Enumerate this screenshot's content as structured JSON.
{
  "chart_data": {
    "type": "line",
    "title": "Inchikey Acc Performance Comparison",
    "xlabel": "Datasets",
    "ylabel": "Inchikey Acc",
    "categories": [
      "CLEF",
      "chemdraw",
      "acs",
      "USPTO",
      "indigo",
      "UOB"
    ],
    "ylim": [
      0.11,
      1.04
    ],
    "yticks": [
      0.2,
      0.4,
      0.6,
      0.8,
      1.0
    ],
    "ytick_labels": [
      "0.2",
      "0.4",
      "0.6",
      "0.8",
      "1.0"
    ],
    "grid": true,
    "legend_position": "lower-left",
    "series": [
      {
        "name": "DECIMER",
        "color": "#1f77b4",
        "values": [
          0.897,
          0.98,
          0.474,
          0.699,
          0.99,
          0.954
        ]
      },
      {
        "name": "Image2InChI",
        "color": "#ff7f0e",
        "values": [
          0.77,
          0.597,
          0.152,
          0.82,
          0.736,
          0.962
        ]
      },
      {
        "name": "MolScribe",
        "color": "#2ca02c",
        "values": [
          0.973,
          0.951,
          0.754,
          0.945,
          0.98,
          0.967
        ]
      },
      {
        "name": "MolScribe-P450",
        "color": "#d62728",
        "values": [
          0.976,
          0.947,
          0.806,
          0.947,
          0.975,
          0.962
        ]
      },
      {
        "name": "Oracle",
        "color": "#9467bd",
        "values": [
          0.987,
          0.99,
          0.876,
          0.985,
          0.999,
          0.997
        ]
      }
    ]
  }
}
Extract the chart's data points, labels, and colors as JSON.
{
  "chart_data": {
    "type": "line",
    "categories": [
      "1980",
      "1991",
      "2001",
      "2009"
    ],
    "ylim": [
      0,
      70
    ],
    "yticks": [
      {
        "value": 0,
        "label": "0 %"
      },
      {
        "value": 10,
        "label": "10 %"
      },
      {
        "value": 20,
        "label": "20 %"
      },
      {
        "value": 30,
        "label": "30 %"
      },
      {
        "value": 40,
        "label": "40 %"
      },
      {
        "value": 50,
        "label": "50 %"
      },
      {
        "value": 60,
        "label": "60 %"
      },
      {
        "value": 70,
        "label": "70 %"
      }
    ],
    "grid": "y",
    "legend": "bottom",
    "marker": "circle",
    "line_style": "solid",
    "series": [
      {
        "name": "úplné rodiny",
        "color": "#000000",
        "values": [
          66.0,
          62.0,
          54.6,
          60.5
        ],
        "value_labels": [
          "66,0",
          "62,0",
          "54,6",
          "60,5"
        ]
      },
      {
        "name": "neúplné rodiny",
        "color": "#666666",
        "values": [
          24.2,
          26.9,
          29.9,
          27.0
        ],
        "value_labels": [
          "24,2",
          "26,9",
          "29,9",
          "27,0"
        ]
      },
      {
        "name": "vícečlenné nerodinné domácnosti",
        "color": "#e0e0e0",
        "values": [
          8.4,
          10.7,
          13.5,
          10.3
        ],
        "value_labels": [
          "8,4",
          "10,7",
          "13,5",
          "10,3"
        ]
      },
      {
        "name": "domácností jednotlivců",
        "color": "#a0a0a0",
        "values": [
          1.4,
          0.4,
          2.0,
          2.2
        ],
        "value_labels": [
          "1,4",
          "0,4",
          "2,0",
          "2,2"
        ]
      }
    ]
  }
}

______________________________

- **Stated problem**:
Transcribe all of the material exactly. Omit nothing.

- **The solution**:
Enumerate this screenshot's content as structured JSON.
{
  "chart_data": {
    "type": "line",
    "title": "Inchikey Acc Performance Comparison",
    "xlabel": "Datasets",
    "ylabel": "Inchikey Acc",
    "categories": [
      "CLEF",
      "chemdraw",
      "acs",
      "USPTO",
      "indigo",
      "UOB"
    ],
    "ylim": [
      0.11,
      1.04
    ],
    "yticks": [
      0.2,
      0.4,
      0.6,
      0.8,
      1.0
    ],
    "ytick_labels": [
      "0.2",
      "0.4",
      "0.6",
      "0.8",
      "1.0"
    ],
    "grid": true,
    "legend_position": "lower-left",
    "series": [
      {
        "name": "DECIMER",
        "color": "#1f77b4",
        "values": [
          0.897,
          0.98,
          0.474,
          0.699,
          0.99,
          0.954
        ]
      },
      {
        "name": "Image2InChI",
        "color": "#ff7f0e",
        "values": [
          0.77,
          0.597,
          0.152,
          0.82,
          0.736,
          0.962
        ]
      },
      {
        "name": "MolScribe",
        "color": "#2ca02c",
        "values": [
          0.973,
          0.951,
          0.754,
          0.945,
          0.98,
          0.967
        ]
      },
      {
        "name": "MolScribe-P450",
        "color": "#d62728",
        "values": [
          0.976,
          0.947,
          0.806,
          0.947,
          0.975,
          0.962
        ]
      },
      {
        "name": "Oracle",
        "color": "#9467bd",
        "values": [
          0.987,
          0.99,
          0.876,
          0.985,
          0.999,
          0.997
        ]
      }
    ]
  }
}
Extract the chart's data points, labels, and colors as JSON.
{
  "chart_data": {
    "type": "line",
    "categories": [
      "1980",
      "1991",
      "2001",
      "2009"
    ],
    "ylim": [
      0,
      70
    ],
    "yticks": [
      {
        "value": 0,
        "label": "0 %"
      },
      {
        "value": 10,
        "label": "10 %"
      },
      {
        "value": 20,
        "label": "20 %"
      },
      {
        "value": 30,
        "label": "30 %"
      },
      {
        "value": 40,
        "label": "40 %"
      },
      {
        "value": 50,
        "label": "50 %"
      },
      {
        "value": 60,
        "label": "60 %"
      },
      {
        "value": 70,
        "label": "70 %"
      }
    ],
    "grid": "y",
    "legend": "bottom",
    "marker": "circle",
    "line_style": "solid",
    "series": [
      {
        "name": "úplné rodiny",
        "color": "#000000",
        "values": [
          66.0,
          62.0,
          54.6,
          60.5
        ],
        "value_labels": [
          "66,0",
          "62,0",
          "54,6",
          "60,5"
        ]
      },
      {
        "name": "neúplné rodiny",
        "color": "#666666",
        "values": [
          24.2,
          26.9,
          29.9,
          27.0
        ],
        "value_labels": [
          "24,2",
          "26,9",
          "29,9",
          "27,0"
        ]
      },
      {
        "name": "vícečlenné nerodinné domácnosti",
        "color": "#e0e0e0",
        "values": [
          8.4,
          10.7,
          13.5,
          10.3
        ],
        "value_labels": [
          "8,4",
          "10,7",
          "13,5",
          "10,3"
        ]
      },
      {
        "name": "domácností jednotlivců",
        "color": "#a0a0a0",
        "values": [
          1.4,
          0.4,
          2.0,
          2.2
        ],
        "value_labels": [
          "1,4",
          "0,4",
          "2,0",
          "2,2"
        ]
      }
    ]
  }
}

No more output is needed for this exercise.